• What the task asks: Rewrite all the rows below, replacing "F1 Score" with "Precision" and leaving everything else unchanged. Leave the pictures out of your answer.

• Supplied records:
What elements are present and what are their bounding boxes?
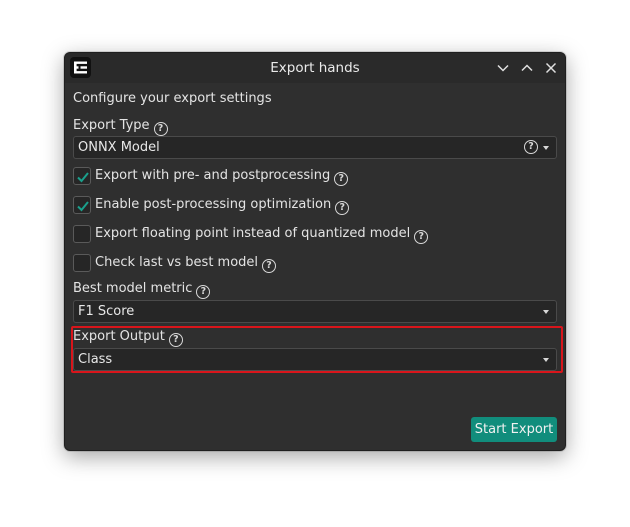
floating-point-label: Export floating point instead of quantiz… (95, 226, 411, 241)
dropdown-arrow-icon (543, 358, 549, 362)
help-icon[interactable]: ? (168, 333, 183, 347)
intro-text: Configure your export settings (73, 91, 272, 106)
title-bar[interactable]: Export hands (65, 53, 565, 83)
dropdown-arrow-icon (543, 310, 549, 314)
floating-point-checkbox[interactable] (73, 225, 91, 243)
help-icon[interactable]: ? (414, 230, 429, 244)
export-type-value: ONNX Model (78, 140, 160, 155)
maximize-icon[interactable] (519, 60, 535, 76)
checkbox-label-row: Enable post-processing optimization? (95, 197, 350, 215)
help-icon[interactable]: ? (153, 122, 168, 136)
post-processing-optimization-checkbox[interactable] (73, 196, 91, 214)
best-model-metric-label: Best model metric (73, 281, 193, 296)
export-dialog: Export hands Configure your export setti… (64, 52, 566, 451)
export-type-label: Export Type (73, 118, 150, 133)
pre-post-processing-checkbox[interactable] (73, 167, 91, 185)
best-model-metric-label-row: Best model metric? (73, 281, 211, 299)
help-icon[interactable]: ? (262, 259, 277, 273)
last-vs-best-label: Check last vs best model (95, 255, 259, 270)
export-output-dropdown[interactable]: Class (73, 348, 557, 371)
export-type-label-row: Export Type? (73, 118, 168, 136)
checkbox-label-row: Export with pre- and postprocessing? (95, 168, 349, 186)
help-icon[interactable]: ? (196, 285, 211, 299)
export-type-dropdown[interactable]: ONNX Model ? (73, 136, 557, 159)
pre-post-processing-label: Export with pre- and postprocessing (95, 168, 331, 183)
dropdown-arrow-icon (543, 146, 549, 150)
best-model-metric-dropdown[interactable]: F1 Score (73, 300, 557, 323)
start-export-button[interactable]: Start Export (471, 417, 557, 442)
last-vs-best-checkbox[interactable] (73, 254, 91, 272)
export-output-value: Class (78, 352, 113, 367)
best-model-metric-value: F1 Score (78, 304, 135, 319)
close-icon[interactable] (543, 60, 559, 76)
help-icon[interactable]: ? (524, 140, 538, 154)
help-icon[interactable]: ? (335, 201, 350, 215)
export-output-label-row: Export Output? (73, 329, 183, 347)
export-output-label: Export Output (73, 329, 165, 344)
help-icon[interactable]: ? (334, 172, 349, 186)
checkbox-label-row: Export floating point instead of quantiz… (95, 226, 429, 244)
minimize-icon[interactable] (495, 60, 511, 76)
checkbox-label-row: Check last vs best model? (95, 255, 277, 273)
post-processing-optimization-label: Enable post-processing optimization (95, 197, 332, 212)
window-title: Export hands (270, 60, 360, 76)
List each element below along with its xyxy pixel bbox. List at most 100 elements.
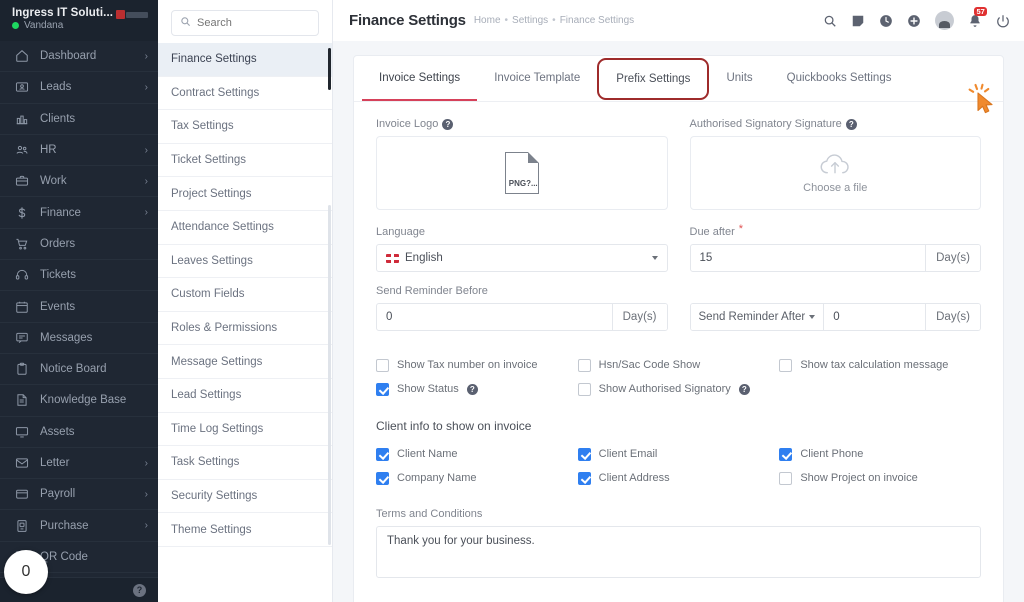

• Written solution:
What elements are present and what are their bounding boxes?
floating-point-label: Export floating point instead of quantiz… (95, 226, 411, 241)
dropdown-arrow-icon (543, 358, 549, 362)
help-icon[interactable]: ? (168, 333, 183, 347)
intro-text: Configure your export settings (73, 91, 272, 106)
title-bar[interactable]: Export hands (65, 53, 565, 83)
dropdown-arrow-icon (543, 310, 549, 314)
floating-point-checkbox[interactable] (73, 225, 91, 243)
help-icon[interactable]: ? (414, 230, 429, 244)
export-type-value: ONNX Model (78, 140, 160, 155)
maximize-icon[interactable] (519, 60, 535, 76)
checkbox-label-row: Enable post-processing optimization? (95, 197, 350, 215)
help-icon[interactable]: ? (153, 122, 168, 136)
post-processing-optimization-checkbox[interactable] (73, 196, 91, 214)
best-model-metric-label: Best model metric (73, 281, 193, 296)
export-dialog: Export hands Configure your export setti… (64, 52, 566, 451)
export-type-label: Export Type (73, 118, 150, 133)
pre-post-processing-checkbox[interactable] (73, 167, 91, 185)
best-model-metric-label-row: Best model metric? (73, 281, 211, 299)
help-icon[interactable]: ? (262, 259, 277, 273)
last-vs-best-label: Check last vs best model (95, 255, 259, 270)
export-output-dropdown[interactable]: Class (73, 348, 557, 371)
export-type-label-row: Export Type? (73, 118, 168, 136)
checkbox-label-row: Export with pre- and postprocessing? (95, 168, 349, 186)
help-icon[interactable]: ? (196, 285, 211, 299)
export-type-dropdown[interactable]: ONNX Model ? (73, 136, 557, 159)
pre-post-processing-label: Export with pre- and postprocessing (95, 168, 331, 183)
dropdown-arrow-icon (543, 146, 549, 150)
best-model-metric-dropdown[interactable]: Precision (73, 300, 557, 323)
start-export-button[interactable]: Start Export (471, 417, 557, 442)
last-vs-best-checkbox[interactable] (73, 254, 91, 272)
export-output-value: Class (78, 352, 113, 367)
best-model-metric-value: Precision (78, 304, 135, 319)
close-icon[interactable] (543, 60, 559, 76)
help-icon[interactable]: ? (524, 140, 538, 154)
help-icon[interactable]: ? (335, 201, 350, 215)
export-output-label-row: Export Output? (73, 329, 183, 347)
export-output-label: Export Output (73, 329, 165, 344)
help-icon[interactable]: ? (334, 172, 349, 186)
checkbox-label-row: Export floating point instead of quantiz… (95, 226, 429, 244)
minimize-icon[interactable] (495, 60, 511, 76)
checkbox-label-row: Check last vs best model? (95, 255, 277, 273)
post-processing-optimization-label: Enable post-processing optimization (95, 197, 332, 212)
window-title: Export hands (270, 60, 360, 76)
List each element below along with its xyxy pixel bbox. List at most 100 elements.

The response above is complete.